### [Input material]
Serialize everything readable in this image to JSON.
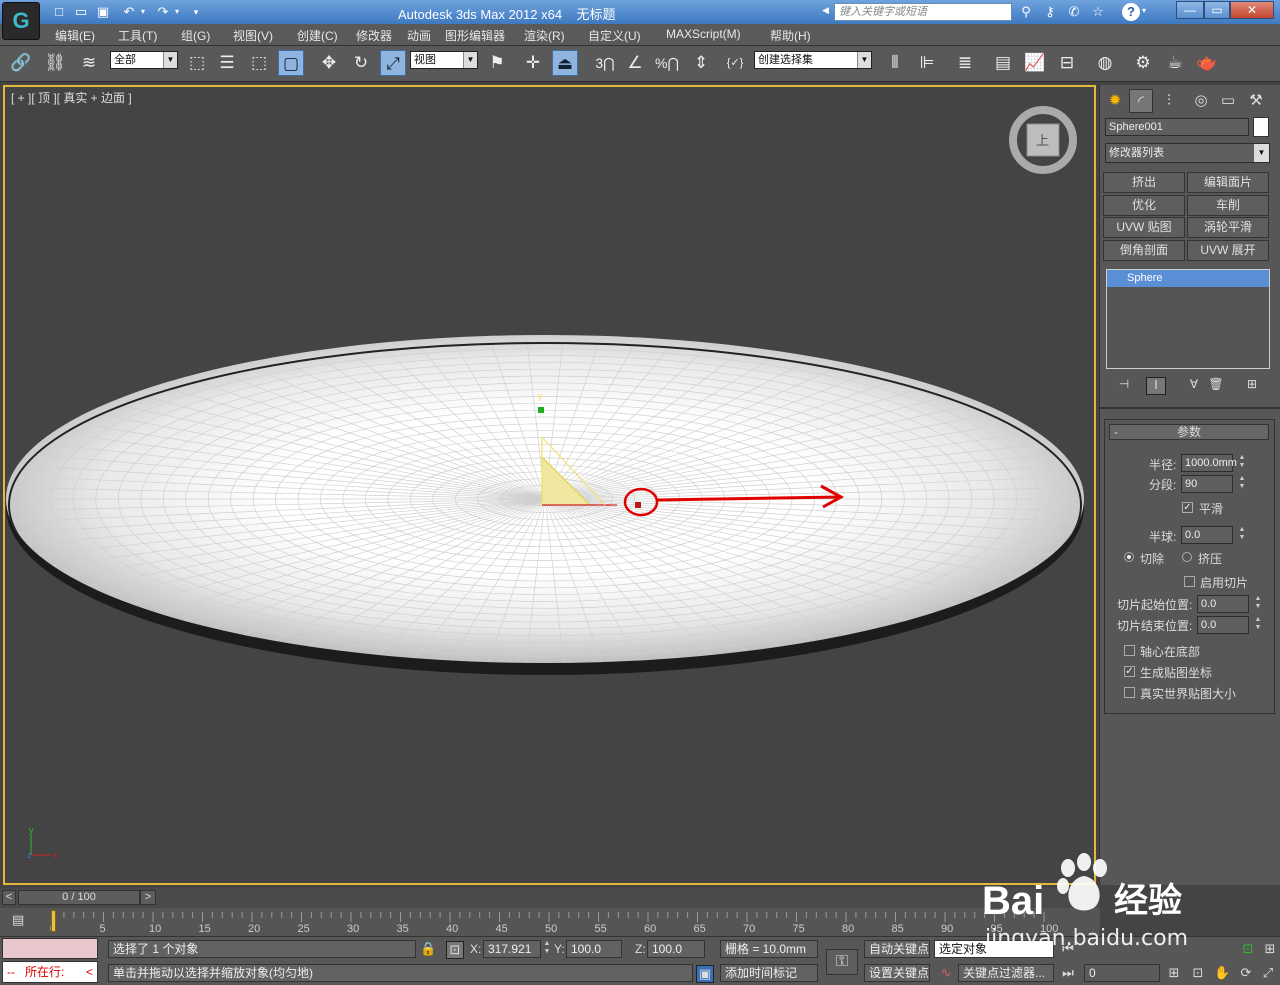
{
  "window": {
    "title": "Autodesk 3ds Max  2012 x64",
    "document": "无标题",
    "search_placeholder": "键入关键字或短语",
    "minimize": "—",
    "maximize": "▭",
    "close": "✕",
    "help": "?"
  },
  "quick_access": [
    "□",
    "📂",
    "💾",
    "↶",
    "↷",
    "▾"
  ],
  "menu": [
    "编辑(E)",
    "工具(T)",
    "组(G)",
    "视图(V)",
    "创建(C)",
    "修改器",
    "动画",
    "图形编辑器",
    "渲染(R)",
    "自定义(U)",
    "MAXScript(M)",
    "帮助(H)"
  ],
  "toolbar": {
    "selection_filter": "全部",
    "ref_coord": "视图",
    "named_selection": "创建选择集"
  },
  "viewport": {
    "label": "[ + ][ 顶 ][ 真实 + 边面 ]",
    "viewcube_face": "上",
    "gizmo_y": "y",
    "axis_x": "x",
    "axis_y": "y",
    "axis_z": "z"
  },
  "command_panel": {
    "object_name": "Sphere001",
    "modifier_list": "修改器列表",
    "modifier_buttons": [
      "挤出",
      "编辑面片",
      "优化",
      "车削",
      "UVW 贴图",
      "涡轮平滑",
      "倒角剖面",
      "UVW 展开"
    ],
    "stack_item": "Sphere",
    "params_title": "参数",
    "radius_label": "半径:",
    "radius": "1000.0mm",
    "segments_label": "分段:",
    "segments": "90",
    "smooth_label": "平滑",
    "smooth": true,
    "hemisphere_label": "半球:",
    "hemisphere": "0.0",
    "chop_label": "切除",
    "squash_label": "挤压",
    "slice_on_label": "启用切片",
    "slice_from_label": "切片起始位置:",
    "slice_from": "0.0",
    "slice_to_label": "切片结束位置:",
    "slice_to": "0.0",
    "base_pivot_label": "轴心在底部",
    "gen_map_label": "生成贴图坐标",
    "real_world_label": "真实世界贴图大小"
  },
  "timeline": {
    "frame": "0 / 100",
    "prev": "<",
    "next": ">",
    "ticks": [
      "0",
      "5",
      "10",
      "15",
      "20",
      "25",
      "30",
      "35",
      "40",
      "45",
      "50",
      "55",
      "60",
      "65",
      "70",
      "75",
      "80",
      "85",
      "90",
      "95",
      "100"
    ]
  },
  "status": {
    "selected": "选择了 1 个对象",
    "prompt": "单击并拖动以选择并缩放对象(均匀地)",
    "location": "所在行:",
    "x_label": "X:",
    "x": "317.921",
    "y_label": "Y:",
    "y": "100.0",
    "z_label": "Z:",
    "z": "100.0",
    "grid": "栅格 = 10.0mm",
    "auto_key": "自动关键点",
    "set_key": "设置关键点",
    "key_mode": "选定对象",
    "key_filters": "关键点过滤器...",
    "add_time_tag": "添加时间标记",
    "frame_input": "0"
  },
  "watermark": {
    "brand": "Bai",
    "brand_cn": "经验",
    "url": "jingyan.baidu.com"
  }
}
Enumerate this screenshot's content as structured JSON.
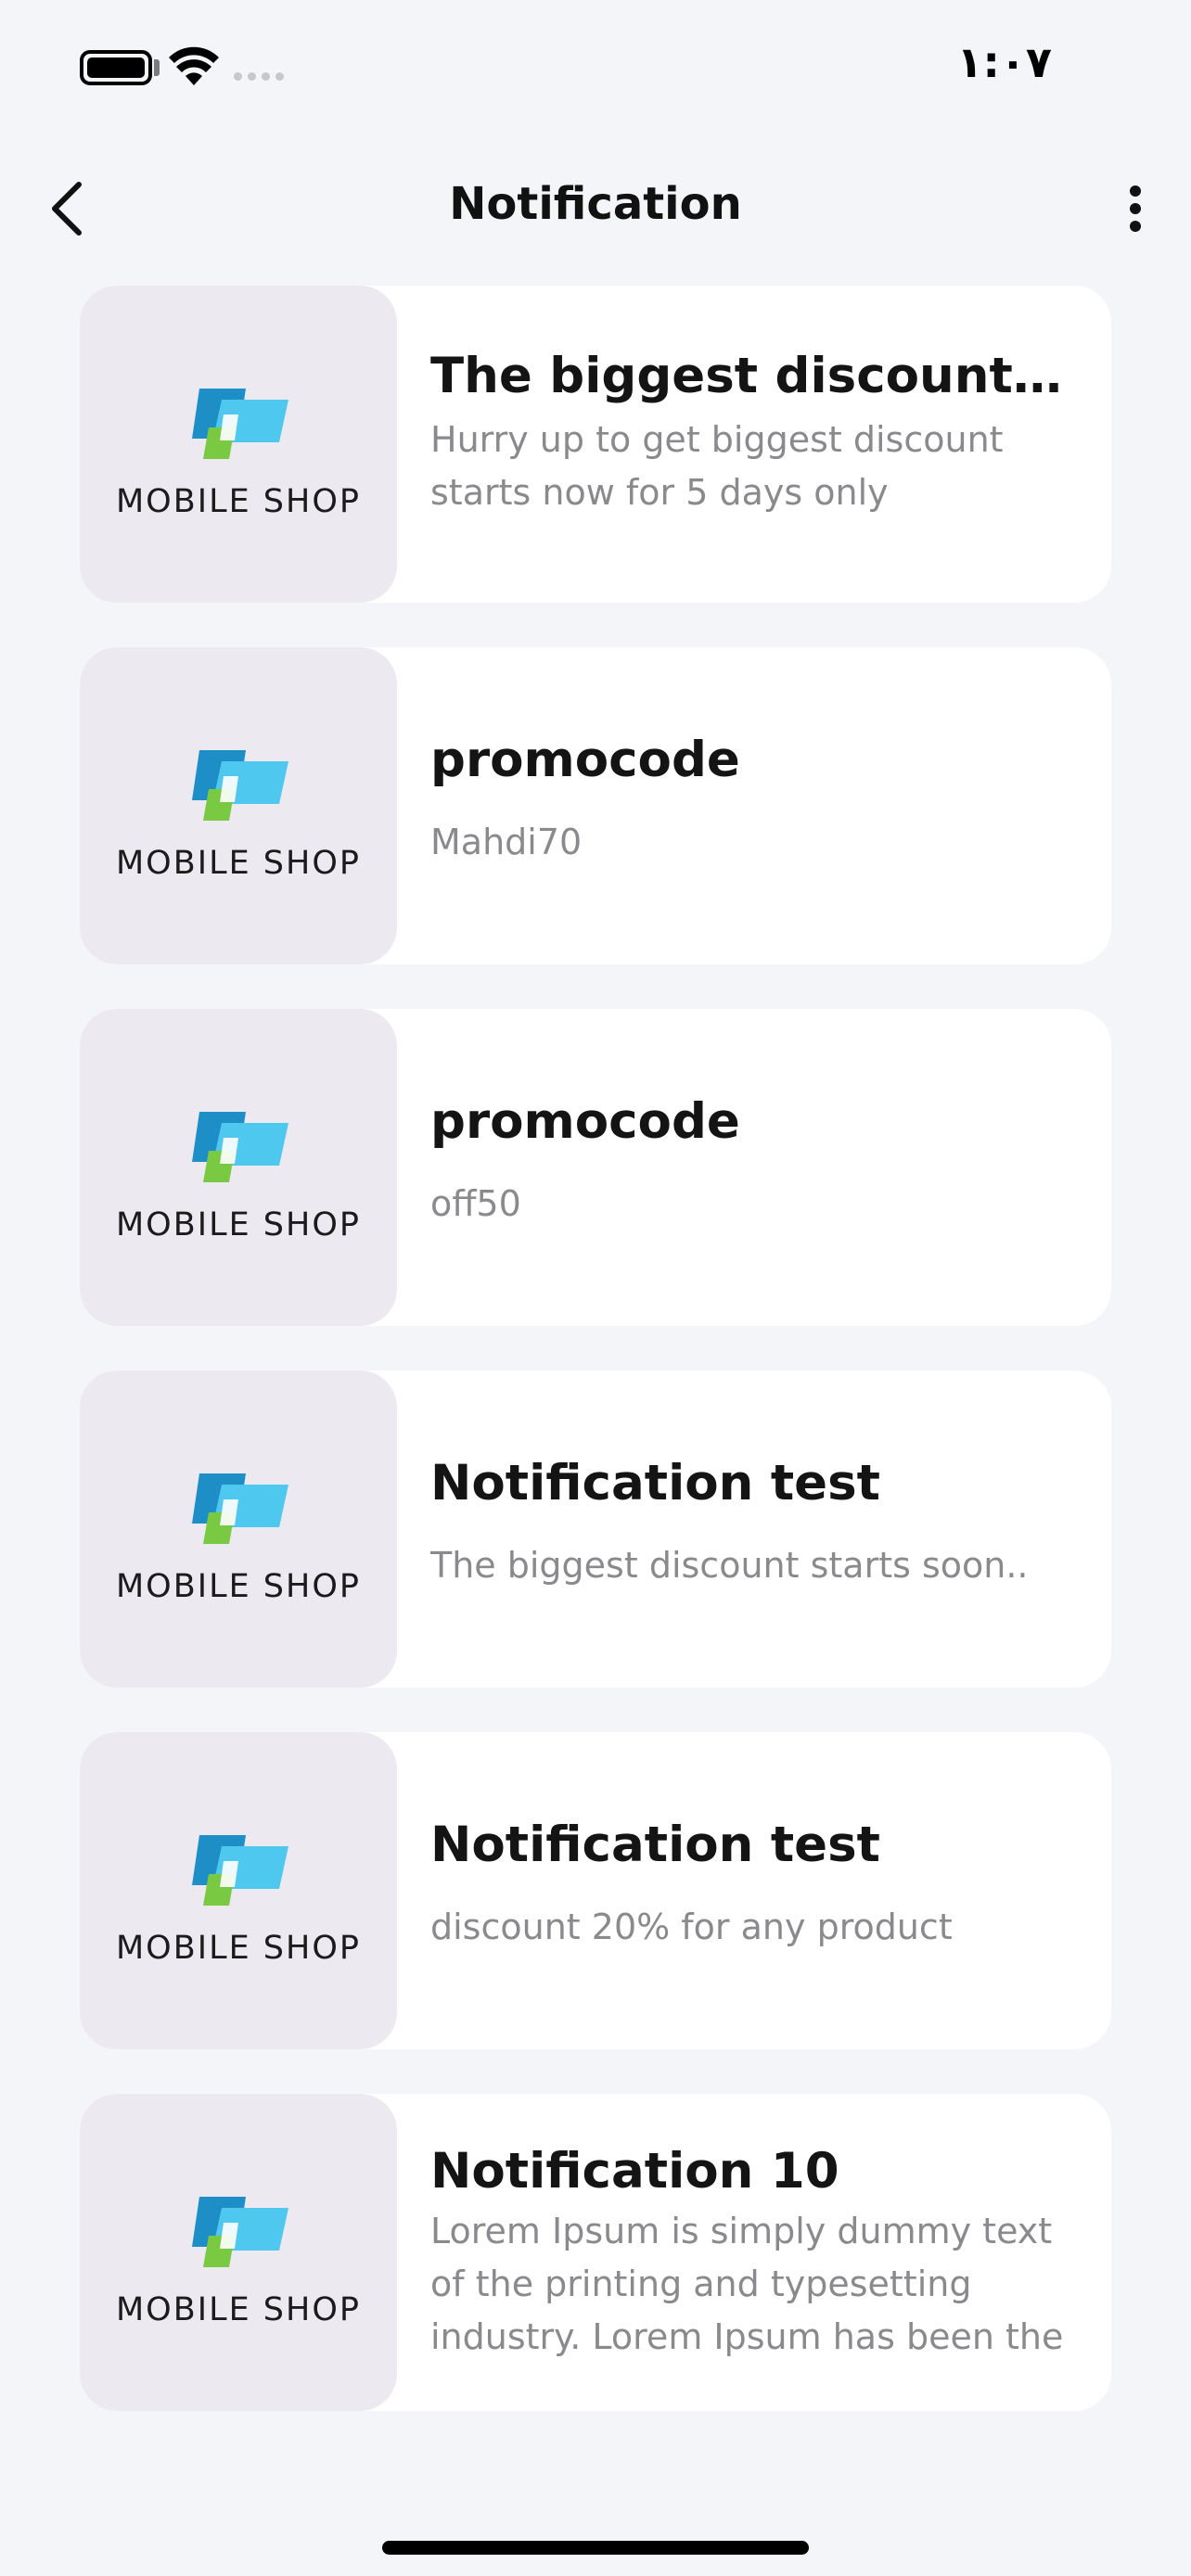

### [What is needed]
Reproduce the data above in full, exactly as it is, with the pictures left out.

### [Exercise response]
Serialize everything readable in this image to JSON.
{
  "window": {
    "title": "Autodesk 3ds Max  2012 x64",
    "document": "无标题",
    "search_placeholder": "键入关键字或短语",
    "minimize": "—",
    "maximize": "▭",
    "close": "✕",
    "help": "?"
  },
  "quick_access": [
    "□",
    "📂",
    "💾",
    "↶",
    "↷",
    "▾"
  ],
  "menu": [
    "编辑(E)",
    "工具(T)",
    "组(G)",
    "视图(V)",
    "创建(C)",
    "修改器",
    "动画",
    "图形编辑器",
    "渲染(R)",
    "自定义(U)",
    "MAXScript(M)",
    "帮助(H)"
  ],
  "toolbar": {
    "selection_filter": "全部",
    "ref_coord": "视图",
    "named_selection": "创建选择集"
  },
  "viewport": {
    "label": "[ + ][ 顶 ][ 真实 + 边面 ]",
    "viewcube_face": "上",
    "gizmo_y": "y",
    "axis_x": "x",
    "axis_y": "y",
    "axis_z": "z"
  },
  "command_panel": {
    "object_name": "Sphere001",
    "modifier_list": "修改器列表",
    "modifier_buttons": [
      "挤出",
      "编辑面片",
      "优化",
      "车削",
      "UVW 贴图",
      "涡轮平滑",
      "倒角剖面",
      "UVW 展开"
    ],
    "stack_item": "Sphere",
    "params_title": "参数",
    "radius_label": "半径:",
    "radius": "1000.0mm",
    "segments_label": "分段:",
    "segments": "90",
    "smooth_label": "平滑",
    "smooth": true,
    "hemisphere_label": "半球:",
    "hemisphere": "0.0",
    "chop_label": "切除",
    "squash_label": "挤压",
    "slice_on_label": "启用切片",
    "slice_from_label": "切片起始位置:",
    "slice_from": "0.0",
    "slice_to_label": "切片结束位置:",
    "slice_to": "0.0",
    "base_pivot_label": "轴心在底部",
    "gen_map_label": "生成贴图坐标",
    "real_world_label": "真实世界贴图大小"
  },
  "timeline": {
    "frame": "0 / 100",
    "prev": "<",
    "next": ">",
    "ticks": [
      "0",
      "5",
      "10",
      "15",
      "20",
      "25",
      "30",
      "35",
      "40",
      "45",
      "50",
      "55",
      "60",
      "65",
      "70",
      "75",
      "80",
      "85",
      "90",
      "95",
      "100"
    ]
  },
  "status": {
    "selected": "选择了 1 个对象",
    "prompt": "单击并拖动以选择并缩放对象(均匀地)",
    "location": "所在行:",
    "x_label": "X:",
    "x": "317.921",
    "y_label": "Y:",
    "y": "100.0",
    "z_label": "Z:",
    "z": "100.0",
    "grid": "栅格 = 10.0mm",
    "auto_key": "自动关键点",
    "set_key": "设置关键点",
    "key_mode": "选定对象",
    "key_filters": "关键点过滤器...",
    "add_time_tag": "添加时间标记",
    "frame_input": "0"
  },
  "watermark": {
    "brand": "Bai",
    "brand_cn": "经验",
    "url": "jingyan.baidu.com"
  }
}
Enumerate this screenshot's content as structured JSON.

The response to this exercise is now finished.